• [Data lines]
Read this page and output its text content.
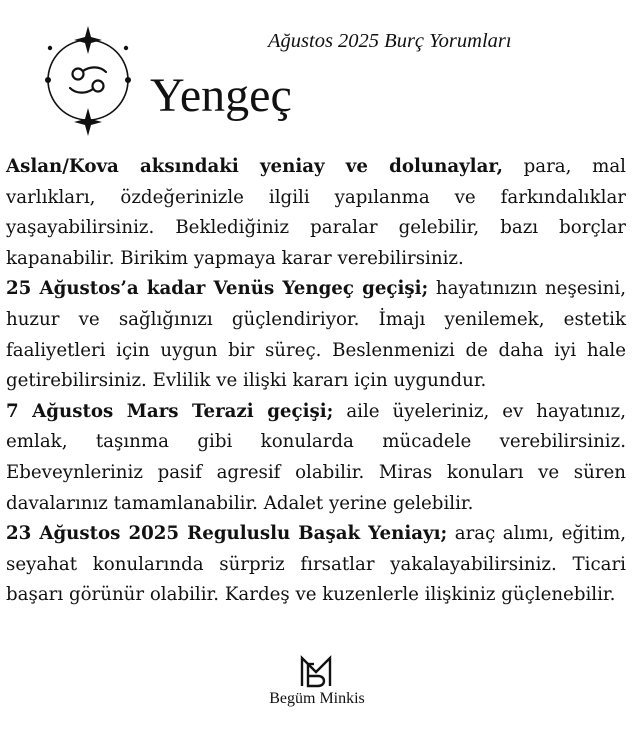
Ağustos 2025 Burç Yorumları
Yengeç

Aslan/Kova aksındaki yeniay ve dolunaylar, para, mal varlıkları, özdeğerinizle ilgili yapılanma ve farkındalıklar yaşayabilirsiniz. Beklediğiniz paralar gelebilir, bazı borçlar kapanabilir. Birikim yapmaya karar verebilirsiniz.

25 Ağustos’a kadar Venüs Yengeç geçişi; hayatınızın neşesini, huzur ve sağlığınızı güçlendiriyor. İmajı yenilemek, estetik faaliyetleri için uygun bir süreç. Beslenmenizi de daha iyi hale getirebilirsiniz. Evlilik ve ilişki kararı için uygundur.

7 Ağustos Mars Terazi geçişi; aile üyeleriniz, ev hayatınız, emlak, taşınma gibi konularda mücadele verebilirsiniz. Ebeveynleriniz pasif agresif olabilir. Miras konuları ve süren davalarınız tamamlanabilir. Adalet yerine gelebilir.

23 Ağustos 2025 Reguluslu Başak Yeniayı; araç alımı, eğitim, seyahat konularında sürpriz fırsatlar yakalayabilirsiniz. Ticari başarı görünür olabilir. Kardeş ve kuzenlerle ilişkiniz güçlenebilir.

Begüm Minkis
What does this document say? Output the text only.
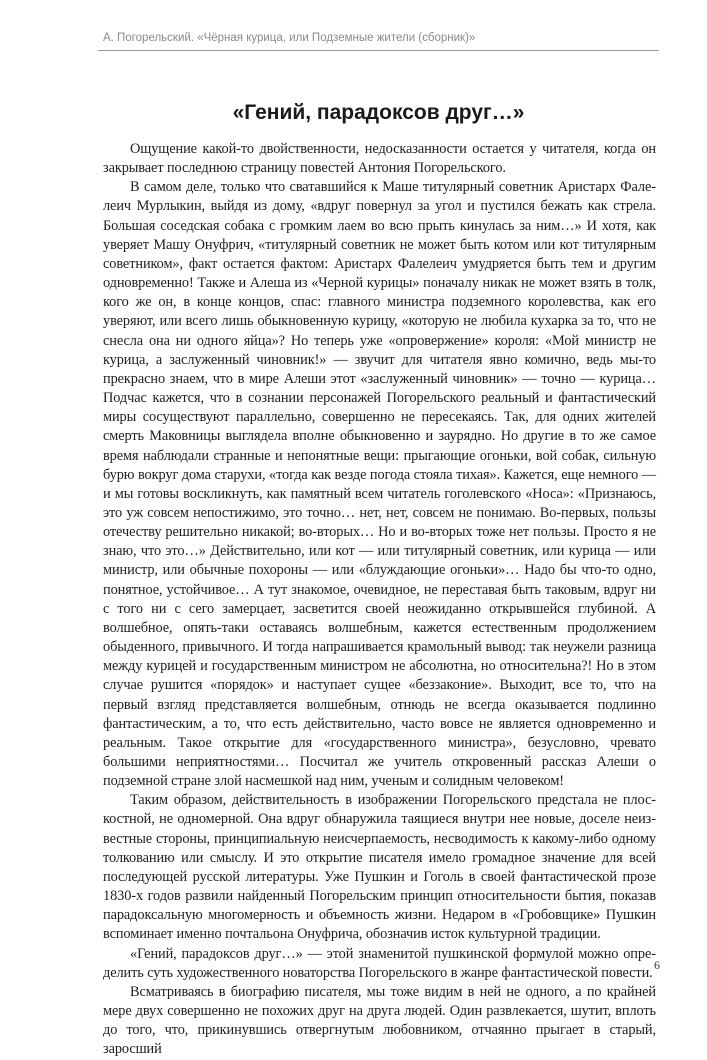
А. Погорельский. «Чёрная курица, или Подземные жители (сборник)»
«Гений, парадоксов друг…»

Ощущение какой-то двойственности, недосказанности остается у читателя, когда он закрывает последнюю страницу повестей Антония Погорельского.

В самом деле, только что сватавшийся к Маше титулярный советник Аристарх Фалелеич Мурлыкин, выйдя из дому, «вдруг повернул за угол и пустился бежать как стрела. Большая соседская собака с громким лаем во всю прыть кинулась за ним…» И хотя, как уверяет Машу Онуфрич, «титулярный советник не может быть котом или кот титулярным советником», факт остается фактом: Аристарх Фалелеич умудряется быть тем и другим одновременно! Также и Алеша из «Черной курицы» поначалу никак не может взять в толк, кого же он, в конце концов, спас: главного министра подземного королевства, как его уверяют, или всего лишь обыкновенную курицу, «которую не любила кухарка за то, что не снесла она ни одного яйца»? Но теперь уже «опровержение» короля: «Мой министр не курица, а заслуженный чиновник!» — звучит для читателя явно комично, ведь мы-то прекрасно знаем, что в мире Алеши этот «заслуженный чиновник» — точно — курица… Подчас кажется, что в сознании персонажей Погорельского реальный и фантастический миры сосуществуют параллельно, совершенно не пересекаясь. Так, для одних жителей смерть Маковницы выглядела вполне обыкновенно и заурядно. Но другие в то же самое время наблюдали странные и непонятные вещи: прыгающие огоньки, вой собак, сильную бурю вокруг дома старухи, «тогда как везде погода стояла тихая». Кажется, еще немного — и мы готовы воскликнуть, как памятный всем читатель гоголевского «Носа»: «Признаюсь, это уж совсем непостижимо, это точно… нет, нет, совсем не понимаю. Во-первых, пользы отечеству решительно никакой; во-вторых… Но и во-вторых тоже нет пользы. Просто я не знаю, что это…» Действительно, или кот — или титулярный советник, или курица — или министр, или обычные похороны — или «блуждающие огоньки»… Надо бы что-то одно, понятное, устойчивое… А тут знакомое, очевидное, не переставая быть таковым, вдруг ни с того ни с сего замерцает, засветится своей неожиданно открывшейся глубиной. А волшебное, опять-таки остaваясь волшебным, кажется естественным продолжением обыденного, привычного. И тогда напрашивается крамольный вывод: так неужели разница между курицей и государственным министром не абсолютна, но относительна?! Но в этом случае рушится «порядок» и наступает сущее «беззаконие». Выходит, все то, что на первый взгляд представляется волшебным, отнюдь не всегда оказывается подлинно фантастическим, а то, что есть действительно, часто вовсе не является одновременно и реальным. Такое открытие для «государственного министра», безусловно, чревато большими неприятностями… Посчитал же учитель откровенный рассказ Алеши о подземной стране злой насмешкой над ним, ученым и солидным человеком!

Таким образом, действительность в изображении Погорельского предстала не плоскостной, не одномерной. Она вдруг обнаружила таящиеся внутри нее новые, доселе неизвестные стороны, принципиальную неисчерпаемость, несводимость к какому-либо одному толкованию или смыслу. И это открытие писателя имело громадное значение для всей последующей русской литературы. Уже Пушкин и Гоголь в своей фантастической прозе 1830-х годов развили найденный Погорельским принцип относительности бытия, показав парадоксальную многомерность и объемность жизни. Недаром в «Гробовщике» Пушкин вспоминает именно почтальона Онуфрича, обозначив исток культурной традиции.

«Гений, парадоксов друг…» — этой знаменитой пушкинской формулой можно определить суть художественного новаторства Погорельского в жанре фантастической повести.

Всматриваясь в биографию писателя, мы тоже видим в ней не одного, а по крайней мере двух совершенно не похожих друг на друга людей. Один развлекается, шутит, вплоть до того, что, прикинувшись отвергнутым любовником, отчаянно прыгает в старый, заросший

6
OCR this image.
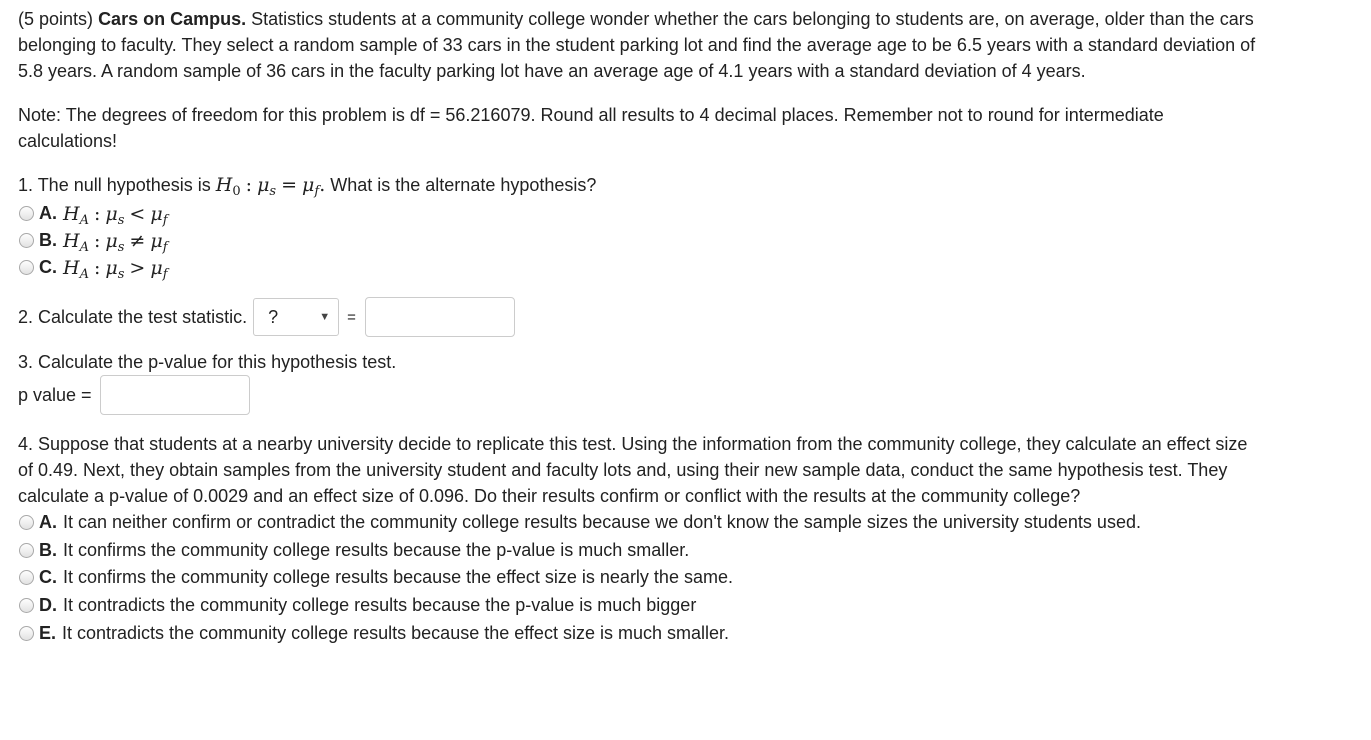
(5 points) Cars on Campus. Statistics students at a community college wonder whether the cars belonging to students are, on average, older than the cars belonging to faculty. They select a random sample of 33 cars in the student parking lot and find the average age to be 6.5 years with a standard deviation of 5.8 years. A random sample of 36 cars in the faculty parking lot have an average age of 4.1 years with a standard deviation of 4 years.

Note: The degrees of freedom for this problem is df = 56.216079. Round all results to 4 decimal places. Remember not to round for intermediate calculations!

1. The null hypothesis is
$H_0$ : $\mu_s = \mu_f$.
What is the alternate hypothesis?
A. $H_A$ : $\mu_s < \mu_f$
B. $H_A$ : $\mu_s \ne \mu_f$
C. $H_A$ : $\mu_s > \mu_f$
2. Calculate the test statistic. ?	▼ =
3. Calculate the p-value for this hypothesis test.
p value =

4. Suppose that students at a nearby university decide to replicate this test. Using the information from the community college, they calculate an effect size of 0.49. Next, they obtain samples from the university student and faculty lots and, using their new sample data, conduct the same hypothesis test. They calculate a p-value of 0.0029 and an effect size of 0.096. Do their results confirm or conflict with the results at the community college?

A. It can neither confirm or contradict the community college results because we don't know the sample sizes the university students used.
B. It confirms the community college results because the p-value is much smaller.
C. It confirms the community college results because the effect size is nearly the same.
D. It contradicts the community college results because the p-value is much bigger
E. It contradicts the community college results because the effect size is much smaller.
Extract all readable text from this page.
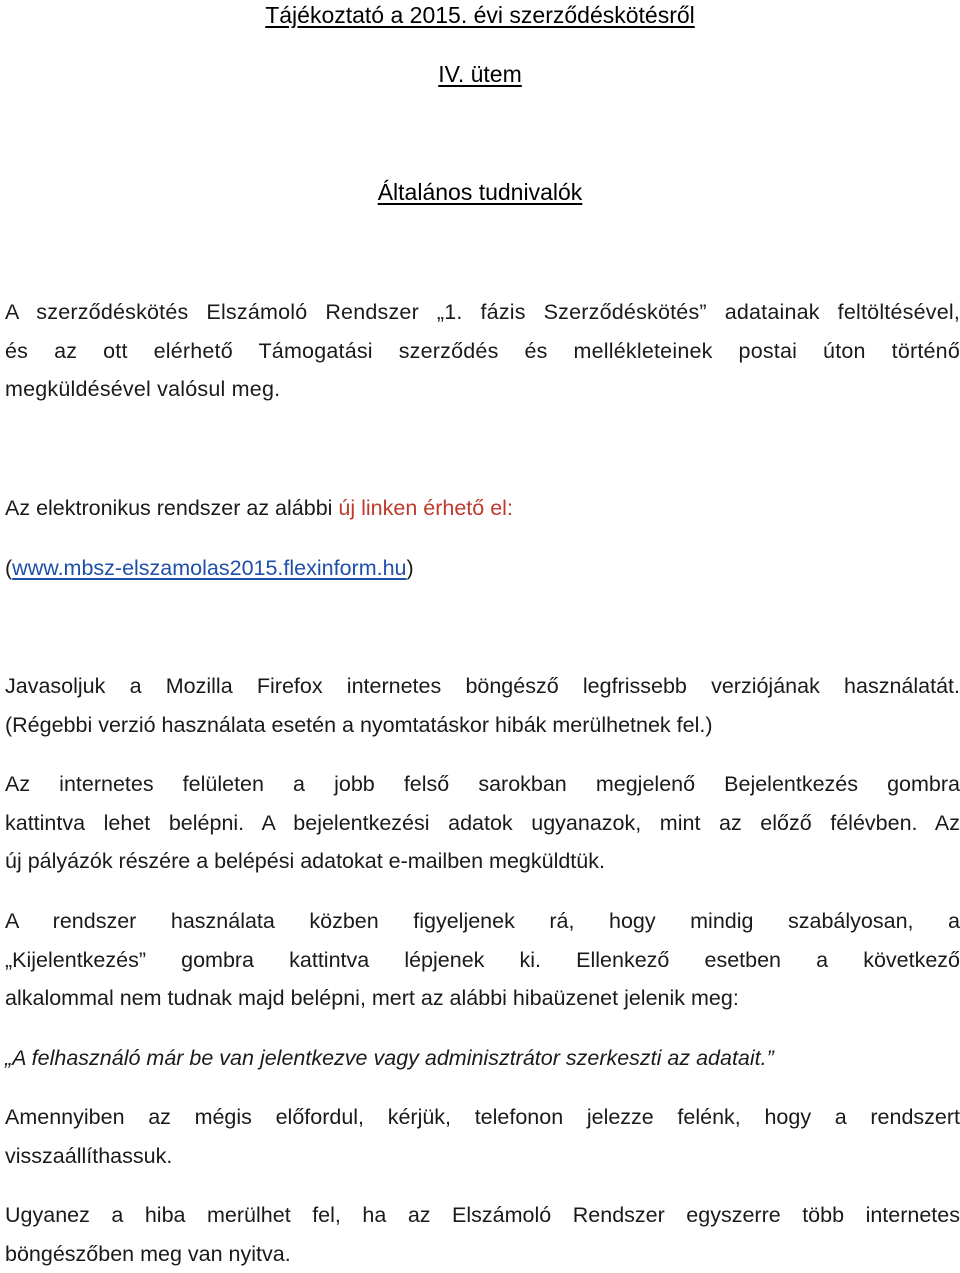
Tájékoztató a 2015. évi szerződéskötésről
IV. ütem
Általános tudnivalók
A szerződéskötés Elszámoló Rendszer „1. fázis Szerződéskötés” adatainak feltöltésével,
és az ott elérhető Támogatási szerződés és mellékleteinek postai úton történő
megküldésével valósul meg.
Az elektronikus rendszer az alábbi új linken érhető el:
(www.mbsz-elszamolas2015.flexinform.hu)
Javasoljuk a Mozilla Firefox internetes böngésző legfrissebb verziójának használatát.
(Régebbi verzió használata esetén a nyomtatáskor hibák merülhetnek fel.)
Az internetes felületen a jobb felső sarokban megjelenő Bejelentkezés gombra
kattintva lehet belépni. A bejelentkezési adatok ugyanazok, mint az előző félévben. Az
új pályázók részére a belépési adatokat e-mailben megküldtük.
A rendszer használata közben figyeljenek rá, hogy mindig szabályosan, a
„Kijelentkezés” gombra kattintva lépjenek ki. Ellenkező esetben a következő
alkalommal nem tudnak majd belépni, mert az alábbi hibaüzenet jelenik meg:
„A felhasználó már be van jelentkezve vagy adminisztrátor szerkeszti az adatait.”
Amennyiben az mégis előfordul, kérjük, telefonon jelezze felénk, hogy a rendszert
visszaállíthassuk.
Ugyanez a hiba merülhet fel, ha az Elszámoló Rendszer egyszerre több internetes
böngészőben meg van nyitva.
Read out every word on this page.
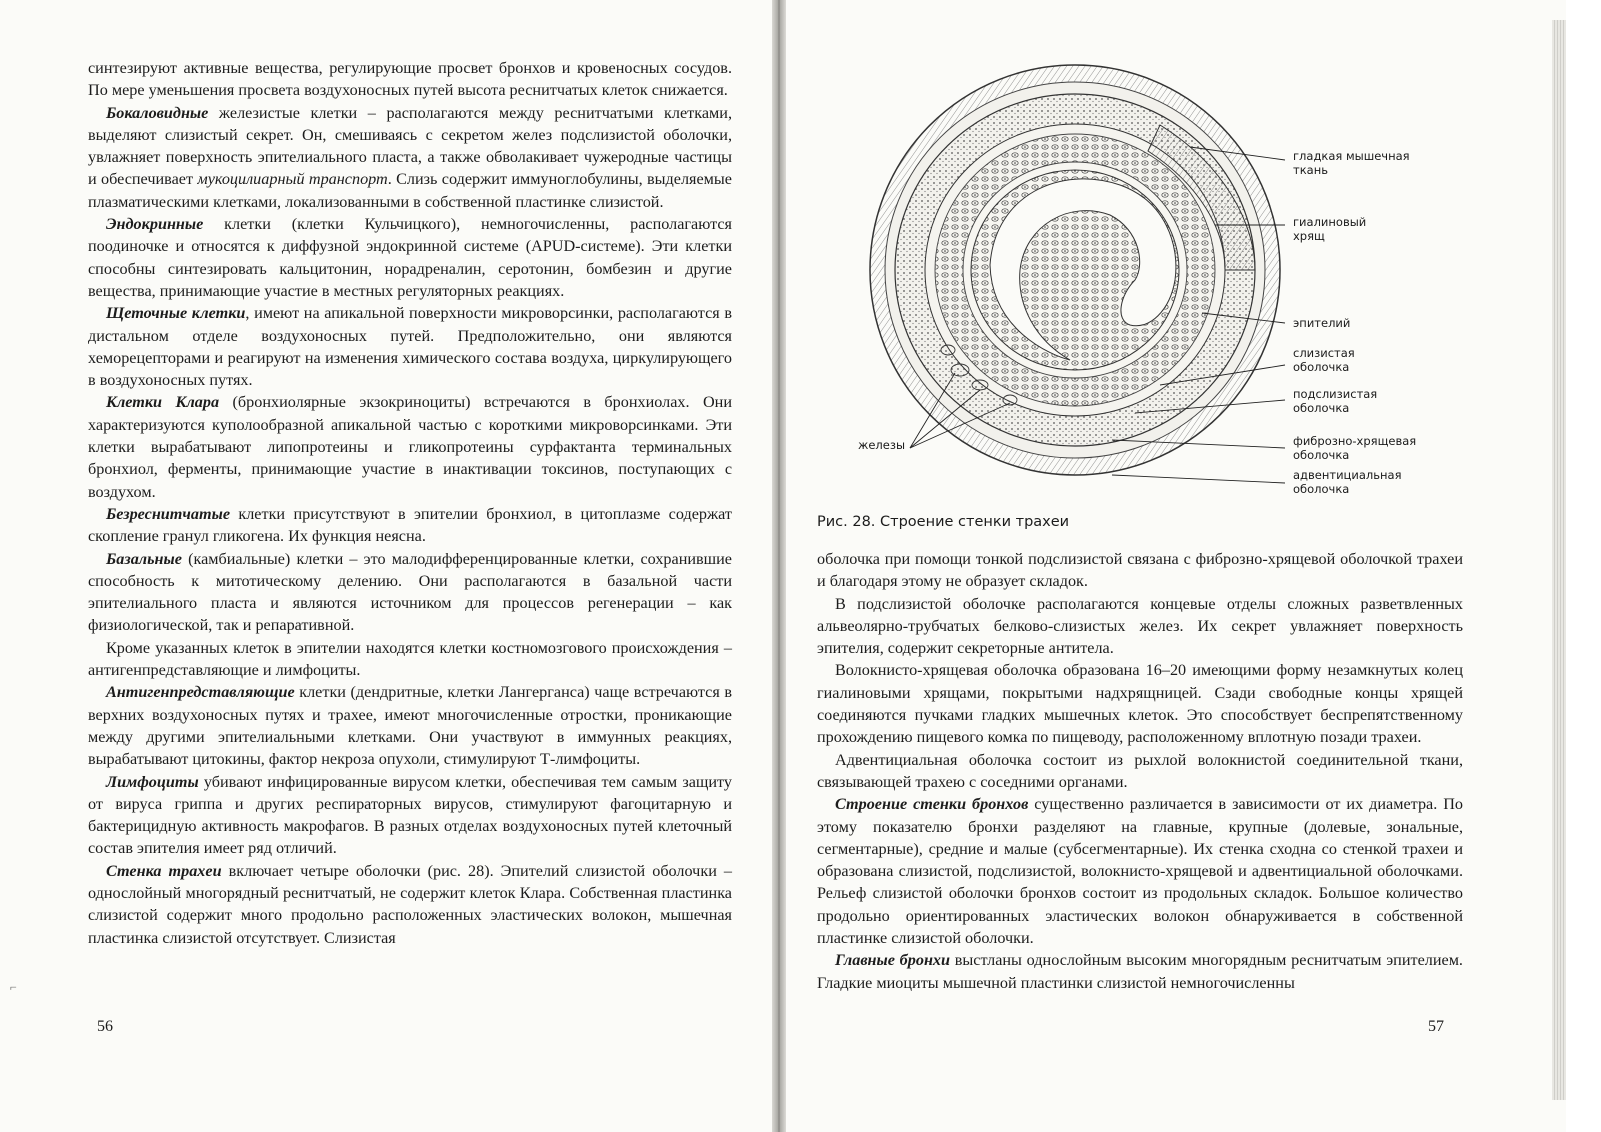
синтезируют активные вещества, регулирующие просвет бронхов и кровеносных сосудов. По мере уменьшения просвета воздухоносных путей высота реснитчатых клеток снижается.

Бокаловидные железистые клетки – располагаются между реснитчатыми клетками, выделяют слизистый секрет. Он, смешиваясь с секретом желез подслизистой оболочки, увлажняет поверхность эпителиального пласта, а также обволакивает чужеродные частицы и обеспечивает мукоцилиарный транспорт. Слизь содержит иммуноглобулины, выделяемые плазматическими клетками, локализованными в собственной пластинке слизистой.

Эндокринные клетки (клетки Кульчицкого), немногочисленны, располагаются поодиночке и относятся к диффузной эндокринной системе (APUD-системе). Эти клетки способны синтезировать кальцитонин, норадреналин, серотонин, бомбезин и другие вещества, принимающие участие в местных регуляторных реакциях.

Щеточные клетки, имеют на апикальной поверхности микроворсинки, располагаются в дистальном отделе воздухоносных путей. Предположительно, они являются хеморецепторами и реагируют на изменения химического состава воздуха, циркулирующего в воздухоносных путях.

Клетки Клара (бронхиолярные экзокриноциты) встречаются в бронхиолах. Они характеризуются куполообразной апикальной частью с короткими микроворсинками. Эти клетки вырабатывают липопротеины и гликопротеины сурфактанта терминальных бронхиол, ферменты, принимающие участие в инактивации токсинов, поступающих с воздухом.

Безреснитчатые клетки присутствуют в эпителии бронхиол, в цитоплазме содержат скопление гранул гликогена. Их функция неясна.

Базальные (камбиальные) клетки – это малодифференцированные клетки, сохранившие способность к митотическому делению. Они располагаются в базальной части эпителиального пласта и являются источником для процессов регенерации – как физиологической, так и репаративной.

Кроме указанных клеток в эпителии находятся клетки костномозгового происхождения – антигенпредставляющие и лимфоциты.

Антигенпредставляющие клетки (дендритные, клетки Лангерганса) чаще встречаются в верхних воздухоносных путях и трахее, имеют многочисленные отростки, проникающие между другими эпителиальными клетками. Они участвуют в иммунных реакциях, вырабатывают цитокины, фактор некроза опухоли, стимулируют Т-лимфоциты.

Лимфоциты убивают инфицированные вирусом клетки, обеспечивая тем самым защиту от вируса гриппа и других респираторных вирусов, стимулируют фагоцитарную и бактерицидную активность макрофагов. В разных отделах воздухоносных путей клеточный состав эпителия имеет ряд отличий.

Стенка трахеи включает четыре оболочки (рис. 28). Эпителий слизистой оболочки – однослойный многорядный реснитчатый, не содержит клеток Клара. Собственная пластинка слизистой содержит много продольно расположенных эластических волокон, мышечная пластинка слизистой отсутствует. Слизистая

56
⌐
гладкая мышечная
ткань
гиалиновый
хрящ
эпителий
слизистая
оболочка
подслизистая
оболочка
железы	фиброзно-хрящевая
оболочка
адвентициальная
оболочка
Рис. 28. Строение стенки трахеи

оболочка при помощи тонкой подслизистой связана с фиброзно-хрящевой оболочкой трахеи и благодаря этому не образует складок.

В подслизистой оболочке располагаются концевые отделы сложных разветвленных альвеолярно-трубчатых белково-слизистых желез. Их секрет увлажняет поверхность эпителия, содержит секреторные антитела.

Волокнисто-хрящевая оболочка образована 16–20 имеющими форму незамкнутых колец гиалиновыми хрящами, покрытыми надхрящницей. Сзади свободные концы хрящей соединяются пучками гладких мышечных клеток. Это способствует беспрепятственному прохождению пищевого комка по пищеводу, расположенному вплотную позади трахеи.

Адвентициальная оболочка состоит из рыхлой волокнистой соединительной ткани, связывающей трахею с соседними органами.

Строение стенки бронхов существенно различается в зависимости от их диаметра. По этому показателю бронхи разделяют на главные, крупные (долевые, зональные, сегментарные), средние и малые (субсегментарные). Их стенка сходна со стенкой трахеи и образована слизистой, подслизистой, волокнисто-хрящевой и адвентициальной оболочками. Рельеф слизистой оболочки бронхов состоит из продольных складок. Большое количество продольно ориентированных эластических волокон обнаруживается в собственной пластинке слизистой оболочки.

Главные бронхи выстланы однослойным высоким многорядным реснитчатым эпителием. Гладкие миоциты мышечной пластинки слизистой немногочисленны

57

• [Goal of the exercise] Which lines hold the word "confirms"? Copy every one of them.

• [Exercise answer]
B. It confirms the community college results because the p-value is much smaller.
C. It confirms the community college results because the effect size is nearly the same.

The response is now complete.